#### Raw data ####
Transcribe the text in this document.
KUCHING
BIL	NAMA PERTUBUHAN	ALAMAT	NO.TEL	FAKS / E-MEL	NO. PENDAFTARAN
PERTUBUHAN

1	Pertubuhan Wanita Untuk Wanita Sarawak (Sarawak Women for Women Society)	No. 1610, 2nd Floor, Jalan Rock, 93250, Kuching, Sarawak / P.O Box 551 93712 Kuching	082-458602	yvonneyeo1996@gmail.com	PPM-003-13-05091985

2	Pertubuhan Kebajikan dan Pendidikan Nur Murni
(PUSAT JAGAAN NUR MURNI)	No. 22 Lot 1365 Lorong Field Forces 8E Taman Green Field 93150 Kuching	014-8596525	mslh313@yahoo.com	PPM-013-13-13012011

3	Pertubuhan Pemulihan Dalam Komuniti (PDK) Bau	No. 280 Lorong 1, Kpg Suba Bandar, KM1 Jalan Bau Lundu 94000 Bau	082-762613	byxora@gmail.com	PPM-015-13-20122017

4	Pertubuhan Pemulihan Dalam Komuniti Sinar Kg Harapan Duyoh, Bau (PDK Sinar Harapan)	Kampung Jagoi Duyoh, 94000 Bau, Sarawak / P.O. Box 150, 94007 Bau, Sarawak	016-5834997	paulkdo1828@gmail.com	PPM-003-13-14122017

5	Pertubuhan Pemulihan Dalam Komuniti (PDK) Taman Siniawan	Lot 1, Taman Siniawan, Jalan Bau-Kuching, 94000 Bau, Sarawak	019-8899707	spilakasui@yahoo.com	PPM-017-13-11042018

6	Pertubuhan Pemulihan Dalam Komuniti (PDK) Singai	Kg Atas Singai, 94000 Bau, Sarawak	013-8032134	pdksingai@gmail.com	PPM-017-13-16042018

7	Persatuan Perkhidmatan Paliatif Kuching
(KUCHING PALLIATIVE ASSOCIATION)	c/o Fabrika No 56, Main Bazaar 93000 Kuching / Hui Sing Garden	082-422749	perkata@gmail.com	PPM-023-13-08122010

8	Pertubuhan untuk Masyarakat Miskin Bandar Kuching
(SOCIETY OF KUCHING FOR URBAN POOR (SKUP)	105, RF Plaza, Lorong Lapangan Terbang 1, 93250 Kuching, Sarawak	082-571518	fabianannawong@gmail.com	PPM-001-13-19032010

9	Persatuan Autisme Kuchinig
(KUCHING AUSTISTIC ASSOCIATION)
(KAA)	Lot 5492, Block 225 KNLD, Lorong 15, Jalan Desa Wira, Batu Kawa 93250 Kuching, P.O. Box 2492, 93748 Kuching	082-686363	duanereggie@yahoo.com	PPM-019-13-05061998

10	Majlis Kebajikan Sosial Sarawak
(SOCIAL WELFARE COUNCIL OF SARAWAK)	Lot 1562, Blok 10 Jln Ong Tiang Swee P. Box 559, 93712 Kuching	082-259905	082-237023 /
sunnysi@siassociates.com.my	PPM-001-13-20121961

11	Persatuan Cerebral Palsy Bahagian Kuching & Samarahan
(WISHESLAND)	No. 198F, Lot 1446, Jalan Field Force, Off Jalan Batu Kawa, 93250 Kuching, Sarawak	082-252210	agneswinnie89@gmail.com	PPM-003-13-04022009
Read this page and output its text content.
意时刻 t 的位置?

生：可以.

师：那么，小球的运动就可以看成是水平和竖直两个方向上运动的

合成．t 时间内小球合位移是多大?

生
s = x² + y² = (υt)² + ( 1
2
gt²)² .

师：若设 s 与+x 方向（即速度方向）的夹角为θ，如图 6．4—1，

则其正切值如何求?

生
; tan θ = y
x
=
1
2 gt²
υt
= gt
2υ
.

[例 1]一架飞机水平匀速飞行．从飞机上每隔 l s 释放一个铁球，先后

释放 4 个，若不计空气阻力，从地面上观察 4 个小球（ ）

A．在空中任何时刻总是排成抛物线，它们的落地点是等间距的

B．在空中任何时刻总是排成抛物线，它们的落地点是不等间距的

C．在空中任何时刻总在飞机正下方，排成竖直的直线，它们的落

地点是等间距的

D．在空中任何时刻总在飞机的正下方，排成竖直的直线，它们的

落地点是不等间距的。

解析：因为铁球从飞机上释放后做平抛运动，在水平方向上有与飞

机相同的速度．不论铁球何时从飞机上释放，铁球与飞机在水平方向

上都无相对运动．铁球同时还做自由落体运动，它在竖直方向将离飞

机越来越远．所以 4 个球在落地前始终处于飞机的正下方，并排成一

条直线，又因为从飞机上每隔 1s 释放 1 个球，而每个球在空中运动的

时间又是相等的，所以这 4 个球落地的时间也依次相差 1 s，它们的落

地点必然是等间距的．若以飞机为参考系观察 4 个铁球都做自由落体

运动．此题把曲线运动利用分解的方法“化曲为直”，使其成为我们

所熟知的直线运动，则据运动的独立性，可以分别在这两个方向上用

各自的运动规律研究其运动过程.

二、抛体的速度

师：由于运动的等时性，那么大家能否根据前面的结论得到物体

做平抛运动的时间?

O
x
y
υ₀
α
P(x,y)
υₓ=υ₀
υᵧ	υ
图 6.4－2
####
__Written task__: Copy out the full listing exactly.

__Exercise answer__:
Transcribe the text in this document.
KUCHING
BIL	NAMA PERTUBUHAN	ALAMAT	NO.TEL	FAKS / E-MEL	NO. PENDAFTARAN
PERTUBUHAN

1	Pertubuhan Wanita Untuk Wanita Sarawak (Sarawak Women for Women Society)	No. 1610, 2nd Floor, Jalan Rock, 93250, Kuching, Sarawak / P.O Box 551 93712 Kuching	082-458602	yvonneyeo1996@gmail.com	PPM-003-13-05091985

2	Pertubuhan Kebajikan dan Pendidikan Nur Murni
(PUSAT JAGAAN NUR MURNI)	No. 22 Lot 1365 Lorong Field Forces 8E Taman Green Field 93150 Kuching	014-8596525	mslh313@yahoo.com	PPM-013-13-13012011

3	Pertubuhan Pemulihan Dalam Komuniti (PDK) Bau	No. 280 Lorong 1, Kpg Suba Bandar, KM1 Jalan Bau Lundu 94000 Bau	082-762613	byxora@gmail.com	PPM-015-13-20122017

4	Pertubuhan Pemulihan Dalam Komuniti Sinar Kg Harapan Duyoh, Bau (PDK Sinar Harapan)	Kampung Jagoi Duyoh, 94000 Bau, Sarawak / P.O. Box 150, 94007 Bau, Sarawak	016-5834997	paulkdo1828@gmail.com	PPM-003-13-14122017

5	Pertubuhan Pemulihan Dalam Komuniti (PDK) Taman Siniawan	Lot 1, Taman Siniawan, Jalan Bau-Kuching, 94000 Bau, Sarawak	019-8899707	spilakasui@yahoo.com	PPM-017-13-11042018

6	Pertubuhan Pemulihan Dalam Komuniti (PDK) Singai	Kg Atas Singai, 94000 Bau, Sarawak	013-8032134	pdksingai@gmail.com	PPM-017-13-16042018

7	Persatuan Perkhidmatan Paliatif Kuching
(KUCHING PALLIATIVE ASSOCIATION)	c/o Fabrika No 56, Main Bazaar 93000 Kuching / Hui Sing Garden	082-422749	perkata@gmail.com	PPM-023-13-08122010

8	Pertubuhan untuk Masyarakat Miskin Bandar Kuching
(SOCIETY OF KUCHING FOR URBAN POOR (SKUP)	105, RF Plaza, Lorong Lapangan Terbang 1, 93250 Kuching, Sarawak	082-571518	fabianannawong@gmail.com	PPM-001-13-19032010

9	Persatuan Autisme Kuchinig
(KUCHING AUSTISTIC ASSOCIATION)
(KAA)	Lot 5492, Block 225 KNLD, Lorong 15, Jalan Desa Wira, Batu Kawa 93250 Kuching, P.O. Box 2492, 93748 Kuching	082-686363	duanereggie@yahoo.com	PPM-019-13-05061998

10	Majlis Kebajikan Sosial Sarawak
(SOCIAL WELFARE COUNCIL OF SARAWAK)	Lot 1562, Blok 10 Jln Ong Tiang Swee P. Box 559, 93712 Kuching	082-259905	082-237023 /
sunnysi@siassociates.com.my	PPM-001-13-20121961

11	Persatuan Cerebral Palsy Bahagian Kuching & Samarahan
(WISHESLAND)	No. 198F, Lot 1446, Jalan Field Force, Off Jalan Batu Kawa, 93250 Kuching, Sarawak	082-252210	agneswinnie89@gmail.com	PPM-003-13-04022009
Read this page and output its text content.
意时刻 t 的位置?

生：可以.

师：那么，小球的运动就可以看成是水平和竖直两个方向上运动的

合成．t 时间内小球合位移是多大?

生
s = x² + y² = (υt)² + ( 1
2
gt²)² .

师：若设 s 与+x 方向（即速度方向）的夹角为θ，如图 6．4—1，

则其正切值如何求?

生
; tan θ = y
x
=
1
2 gt²
υt
= gt
2υ
.

[例 1]一架飞机水平匀速飞行．从飞机上每隔 l s 释放一个铁球，先后

释放 4 个，若不计空气阻力，从地面上观察 4 个小球（ ）

A．在空中任何时刻总是排成抛物线，它们的落地点是等间距的

B．在空中任何时刻总是排成抛物线，它们的落地点是不等间距的

C．在空中任何时刻总在飞机正下方，排成竖直的直线，它们的落

地点是等间距的

D．在空中任何时刻总在飞机的正下方，排成竖直的直线，它们的

落地点是不等间距的。

解析：因为铁球从飞机上释放后做平抛运动，在水平方向上有与飞

机相同的速度．不论铁球何时从飞机上释放，铁球与飞机在水平方向

上都无相对运动．铁球同时还做自由落体运动，它在竖直方向将离飞

机越来越远．所以 4 个球在落地前始终处于飞机的正下方，并排成一

条直线，又因为从飞机上每隔 1s 释放 1 个球，而每个球在空中运动的

时间又是相等的，所以这 4 个球落地的时间也依次相差 1 s，它们的落

地点必然是等间距的．若以飞机为参考系观察 4 个铁球都做自由落体

运动．此题把曲线运动利用分解的方法“化曲为直”，使其成为我们

所熟知的直线运动，则据运动的独立性，可以分别在这两个方向上用

各自的运动规律研究其运动过程.

二、抛体的速度

师：由于运动的等时性，那么大家能否根据前面的结论得到物体

做平抛运动的时间?

O
x
y
υ₀
α
P(x,y)
υₓ=υ₀
υᵧ	υ
图 6.4－2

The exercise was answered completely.